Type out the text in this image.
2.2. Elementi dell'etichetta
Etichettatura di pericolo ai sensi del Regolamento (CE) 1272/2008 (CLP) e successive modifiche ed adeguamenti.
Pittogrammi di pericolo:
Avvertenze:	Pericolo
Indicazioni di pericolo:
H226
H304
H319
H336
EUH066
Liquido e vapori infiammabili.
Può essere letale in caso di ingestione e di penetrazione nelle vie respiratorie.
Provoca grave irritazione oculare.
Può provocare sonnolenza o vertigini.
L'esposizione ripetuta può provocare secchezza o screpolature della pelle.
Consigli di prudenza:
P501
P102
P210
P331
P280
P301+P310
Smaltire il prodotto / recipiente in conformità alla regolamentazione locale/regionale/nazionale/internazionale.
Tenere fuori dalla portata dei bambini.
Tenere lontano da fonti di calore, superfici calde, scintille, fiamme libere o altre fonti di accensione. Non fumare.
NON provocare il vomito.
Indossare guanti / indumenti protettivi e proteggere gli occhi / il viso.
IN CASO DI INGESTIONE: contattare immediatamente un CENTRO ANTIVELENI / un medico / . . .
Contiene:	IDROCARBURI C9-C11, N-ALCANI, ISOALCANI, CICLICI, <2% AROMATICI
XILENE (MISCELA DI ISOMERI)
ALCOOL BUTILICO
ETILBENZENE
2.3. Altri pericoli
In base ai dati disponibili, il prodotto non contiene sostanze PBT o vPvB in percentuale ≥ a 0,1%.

Set problem: In the entries above, find each line with the word "provocare" and show it.

Expected answer:
Può provocare sonnolenza o vertigini.
L'esposizione ripetuta può provocare secchezza o screpolature della pelle.
NON provocare il vomito.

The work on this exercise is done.